OBJECTIVE. Collect each line of the records containing the string "Radius".

>> Begin ITEMS

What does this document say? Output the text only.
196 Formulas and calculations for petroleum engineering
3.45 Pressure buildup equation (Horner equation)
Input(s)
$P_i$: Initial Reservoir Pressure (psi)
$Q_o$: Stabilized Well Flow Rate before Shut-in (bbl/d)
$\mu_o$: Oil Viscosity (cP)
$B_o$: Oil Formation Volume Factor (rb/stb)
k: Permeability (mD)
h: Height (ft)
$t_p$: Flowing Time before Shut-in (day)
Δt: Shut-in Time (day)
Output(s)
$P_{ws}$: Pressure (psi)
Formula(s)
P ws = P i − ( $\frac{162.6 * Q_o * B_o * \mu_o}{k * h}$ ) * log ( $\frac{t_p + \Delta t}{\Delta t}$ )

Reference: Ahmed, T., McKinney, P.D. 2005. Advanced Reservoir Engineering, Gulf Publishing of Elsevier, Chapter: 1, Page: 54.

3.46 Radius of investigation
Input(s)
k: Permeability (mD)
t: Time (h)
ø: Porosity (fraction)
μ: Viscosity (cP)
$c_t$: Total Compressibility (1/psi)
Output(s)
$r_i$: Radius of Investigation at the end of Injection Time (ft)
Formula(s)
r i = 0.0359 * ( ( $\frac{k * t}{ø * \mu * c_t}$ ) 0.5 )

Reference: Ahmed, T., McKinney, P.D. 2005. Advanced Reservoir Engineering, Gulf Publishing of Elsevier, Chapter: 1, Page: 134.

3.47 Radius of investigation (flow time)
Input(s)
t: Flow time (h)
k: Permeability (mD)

>> End ITEMS

ANSWER IN FULL.
3.46 Radius of investigation
$r_i$: Radius of Investigation at the end of Injection Time (ft)
3.47 Radius of investigation (flow time)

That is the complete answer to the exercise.